> **Given task**: All of the entries must be reproduced exactly, with no images carried over.

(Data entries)

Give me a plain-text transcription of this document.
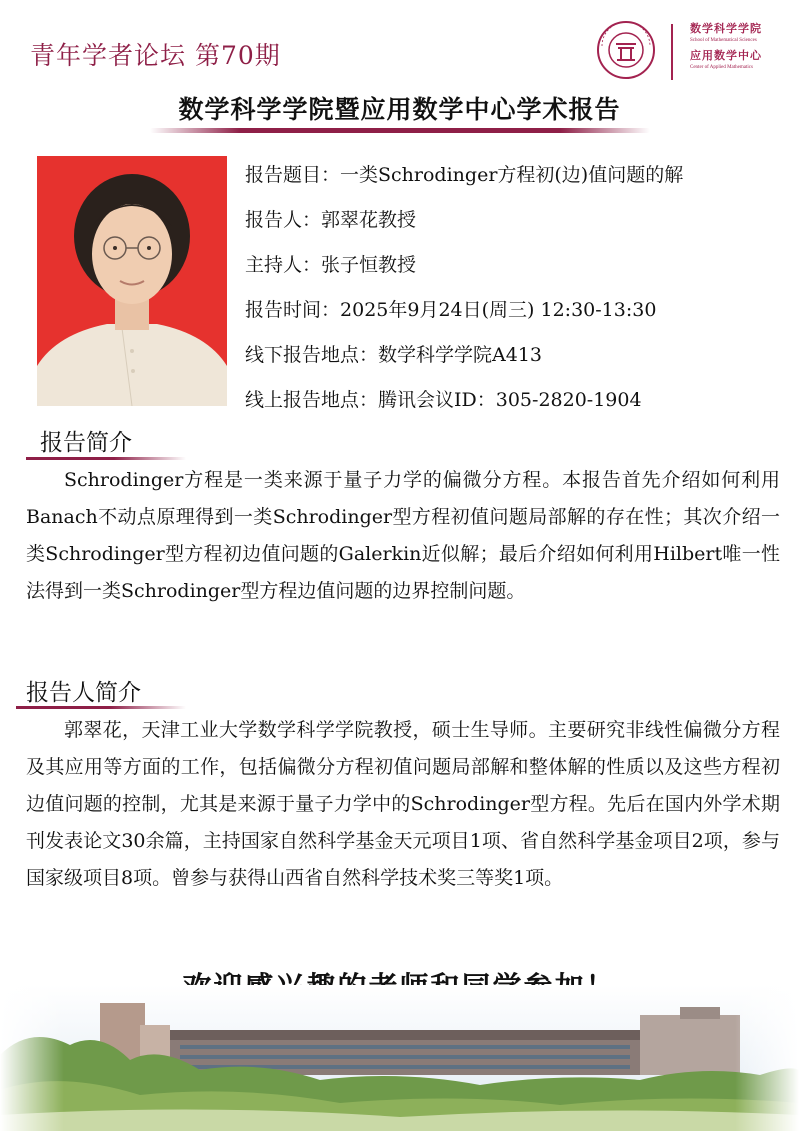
青年学者论坛 第70期
数学科学学院
School of Mathematical Sciences
应用数学中心
Center of Applied Mathematics
数学科学学院暨应用数学中心学术报告
报告题目：一类Schrodinger方程初(边)值问题的解
报告人：郭翠花教授
主持人：张子恒教授
报告时间：2025年9月24日(周三) 12:30-13:30
线下报告地点：数学科学学院A413
线上报告地点：腾讯会议ID：305-2820-1904
报告简介
Schrodinger方程是一类来源于量子力学的偏微分方程。本报告首先介绍如何利用Banach不动点原理得到一类Schrodinger型方程初值问题局部解的存在性；其次介绍一类Schrodinger型方程初边值问题的Galerkin近似解；最后介绍如何利用Hilbert唯一性法得到一类Schrodinger型方程边值问题的边界控制问题。
报告人简介
郭翠花，天津工业大学数学科学学院教授，硕士生导师。主要研究非线性偏微分方程及其应用等方面的工作，包括偏微分方程初值问题局部解和整体解的性质以及这些方程初边值问题的控制，尤其是来源于量子力学中的Schrodinger型方程。先后在国内外学术期刊发表论文30余篇，主持国家自然科学基金天元项目1项、省自然科学基金项目2项，参与国家级项目8项。曾参与获得山西省自然科学技术奖三等奖1项。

> **Output of the exercise**:
Give me a plain-text transcription of this document.
青年学者论坛 第70期
数学科学学院
School of Mathematical Sciences
应用数学中心
Center of Applied Mathematics
数学科学学院暨应用数学中心学术报告
报告题目：一类Schrodinger方程初(边)值问题的解
报告人：郭翠花教授
主持人：张子恒教授
报告时间：2025年9月24日(周三) 12:30-13:30
线下报告地点：数学科学学院A413
线上报告地点：腾讯会议ID：305-2820-1904
报告简介
Schrodinger方程是一类来源于量子力学的偏微分方程。本报告首先介绍如何利用Banach不动点原理得到一类Schrodinger型方程初值问题局部解的存在性；其次介绍一类Schrodinger型方程初边值问题的Galerkin近似解；最后介绍如何利用Hilbert唯一性法得到一类Schrodinger型方程边值问题的边界控制问题。
报告人简介
郭翠花，天津工业大学数学科学学院教授，硕士生导师。主要研究非线性偏微分方程及其应用等方面的工作，包括偏微分方程初值问题局部解和整体解的性质以及这些方程初边值问题的控制，尤其是来源于量子力学中的Schrodinger型方程。先后在国内外学术期刊发表论文30余篇，主持国家自然科学基金天元项目1项、省自然科学基金项目2项，参与国家级项目8项。曾参与获得山西省自然科学技术奖三等奖1项。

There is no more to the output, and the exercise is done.